__Problem to solve__
Retype the entries word for word, from the very first line through the line holding "x-axis-title: Followed up time(months) xyxy=(521,577,671,592)", including that line.

━━━━━ Dataset ━━━━━

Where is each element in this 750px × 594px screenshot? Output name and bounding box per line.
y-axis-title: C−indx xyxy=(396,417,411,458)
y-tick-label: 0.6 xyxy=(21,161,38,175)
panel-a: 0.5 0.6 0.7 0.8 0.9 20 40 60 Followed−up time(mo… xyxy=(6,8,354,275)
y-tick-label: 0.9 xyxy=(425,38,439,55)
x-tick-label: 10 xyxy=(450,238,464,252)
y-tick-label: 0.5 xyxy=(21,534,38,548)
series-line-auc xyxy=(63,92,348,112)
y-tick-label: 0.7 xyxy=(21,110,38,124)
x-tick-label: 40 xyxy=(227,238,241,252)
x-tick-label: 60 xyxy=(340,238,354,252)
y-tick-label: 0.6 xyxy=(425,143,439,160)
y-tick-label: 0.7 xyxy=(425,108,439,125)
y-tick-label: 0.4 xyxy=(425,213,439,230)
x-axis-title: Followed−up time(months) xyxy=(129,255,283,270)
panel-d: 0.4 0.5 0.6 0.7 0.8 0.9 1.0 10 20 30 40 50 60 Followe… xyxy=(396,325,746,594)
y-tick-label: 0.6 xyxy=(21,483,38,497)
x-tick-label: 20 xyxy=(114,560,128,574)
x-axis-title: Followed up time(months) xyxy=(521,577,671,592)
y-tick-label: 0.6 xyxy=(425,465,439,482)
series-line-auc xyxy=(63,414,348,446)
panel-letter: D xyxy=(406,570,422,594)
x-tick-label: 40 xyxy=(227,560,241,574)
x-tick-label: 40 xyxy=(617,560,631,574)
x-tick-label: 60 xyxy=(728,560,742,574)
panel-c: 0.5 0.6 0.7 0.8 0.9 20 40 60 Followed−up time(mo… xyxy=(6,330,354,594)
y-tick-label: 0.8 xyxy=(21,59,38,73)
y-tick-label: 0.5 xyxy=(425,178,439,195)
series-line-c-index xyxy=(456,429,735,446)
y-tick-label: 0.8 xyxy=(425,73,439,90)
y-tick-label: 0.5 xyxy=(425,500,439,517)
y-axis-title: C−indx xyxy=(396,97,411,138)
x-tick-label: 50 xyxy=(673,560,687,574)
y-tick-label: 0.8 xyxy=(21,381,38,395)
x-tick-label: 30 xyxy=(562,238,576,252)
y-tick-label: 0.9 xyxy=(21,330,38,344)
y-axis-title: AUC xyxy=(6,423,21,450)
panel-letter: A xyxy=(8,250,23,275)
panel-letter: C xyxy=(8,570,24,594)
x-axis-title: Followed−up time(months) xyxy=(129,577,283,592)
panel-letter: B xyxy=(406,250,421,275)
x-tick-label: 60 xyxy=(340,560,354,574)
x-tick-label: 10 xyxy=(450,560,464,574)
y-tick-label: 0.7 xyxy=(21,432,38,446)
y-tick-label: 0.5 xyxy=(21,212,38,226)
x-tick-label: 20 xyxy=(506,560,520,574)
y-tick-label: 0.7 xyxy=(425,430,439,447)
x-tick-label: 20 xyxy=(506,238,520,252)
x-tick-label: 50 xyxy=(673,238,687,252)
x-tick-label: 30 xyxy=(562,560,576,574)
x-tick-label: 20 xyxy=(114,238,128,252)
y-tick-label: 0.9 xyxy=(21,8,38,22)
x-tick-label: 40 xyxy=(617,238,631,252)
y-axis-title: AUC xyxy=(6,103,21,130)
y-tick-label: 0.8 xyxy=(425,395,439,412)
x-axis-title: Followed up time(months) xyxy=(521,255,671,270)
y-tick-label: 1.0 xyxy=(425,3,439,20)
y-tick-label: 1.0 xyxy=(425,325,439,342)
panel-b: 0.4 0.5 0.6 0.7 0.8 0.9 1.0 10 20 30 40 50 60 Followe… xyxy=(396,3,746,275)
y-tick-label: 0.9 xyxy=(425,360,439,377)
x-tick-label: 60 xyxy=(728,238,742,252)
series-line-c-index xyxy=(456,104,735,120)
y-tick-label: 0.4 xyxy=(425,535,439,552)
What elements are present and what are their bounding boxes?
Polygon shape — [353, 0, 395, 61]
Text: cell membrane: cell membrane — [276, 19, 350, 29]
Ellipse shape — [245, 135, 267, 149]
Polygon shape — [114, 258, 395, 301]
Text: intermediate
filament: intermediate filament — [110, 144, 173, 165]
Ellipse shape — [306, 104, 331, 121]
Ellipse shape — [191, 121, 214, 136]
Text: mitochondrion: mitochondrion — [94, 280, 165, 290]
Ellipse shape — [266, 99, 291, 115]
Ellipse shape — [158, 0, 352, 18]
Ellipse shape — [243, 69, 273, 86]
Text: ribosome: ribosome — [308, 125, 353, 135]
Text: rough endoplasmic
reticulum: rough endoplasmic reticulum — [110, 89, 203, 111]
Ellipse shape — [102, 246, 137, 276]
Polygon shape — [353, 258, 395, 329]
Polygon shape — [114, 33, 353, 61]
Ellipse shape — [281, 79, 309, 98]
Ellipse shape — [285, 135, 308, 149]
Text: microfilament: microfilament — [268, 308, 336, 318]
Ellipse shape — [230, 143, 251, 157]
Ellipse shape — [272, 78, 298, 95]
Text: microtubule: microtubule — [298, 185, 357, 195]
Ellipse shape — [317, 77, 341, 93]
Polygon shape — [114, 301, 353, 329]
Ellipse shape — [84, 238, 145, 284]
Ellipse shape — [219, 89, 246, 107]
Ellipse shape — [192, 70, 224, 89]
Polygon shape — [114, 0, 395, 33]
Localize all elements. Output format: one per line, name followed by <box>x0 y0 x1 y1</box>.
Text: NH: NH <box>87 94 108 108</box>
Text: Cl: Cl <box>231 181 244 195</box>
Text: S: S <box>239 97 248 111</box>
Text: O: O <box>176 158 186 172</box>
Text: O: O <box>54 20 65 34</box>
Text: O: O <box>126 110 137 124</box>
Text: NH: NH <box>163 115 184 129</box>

━━━━━

__Result of this exercise__
Where is each element in this 750px × 594px screenshot? Output name and bounding box per line.
y-axis-title: C−indx xyxy=(396,417,411,458)
y-tick-label: 0.6 xyxy=(21,161,38,175)
panel-a: 0.5 0.6 0.7 0.8 0.9 20 40 60 Followed−up time(mo… xyxy=(6,8,354,275)
y-tick-label: 0.9 xyxy=(425,38,439,55)
x-tick-label: 10 xyxy=(450,238,464,252)
y-tick-label: 0.5 xyxy=(21,534,38,548)
series-line-auc xyxy=(63,92,348,112)
y-tick-label: 0.7 xyxy=(21,110,38,124)
x-tick-label: 40 xyxy=(227,238,241,252)
x-tick-label: 60 xyxy=(340,238,354,252)
y-tick-label: 0.6 xyxy=(425,143,439,160)
y-tick-label: 0.7 xyxy=(425,108,439,125)
y-tick-label: 0.4 xyxy=(425,213,439,230)
x-axis-title: Followed−up time(months) xyxy=(129,255,283,270)
panel-d: 0.4 0.5 0.6 0.7 0.8 0.9 1.0 10 20 30 40 50 60 Followe… xyxy=(396,325,746,594)
y-tick-label: 0.6 xyxy=(21,483,38,497)
x-tick-label: 20 xyxy=(114,560,128,574)
x-axis-title: Followed up time(months) xyxy=(521,577,671,592)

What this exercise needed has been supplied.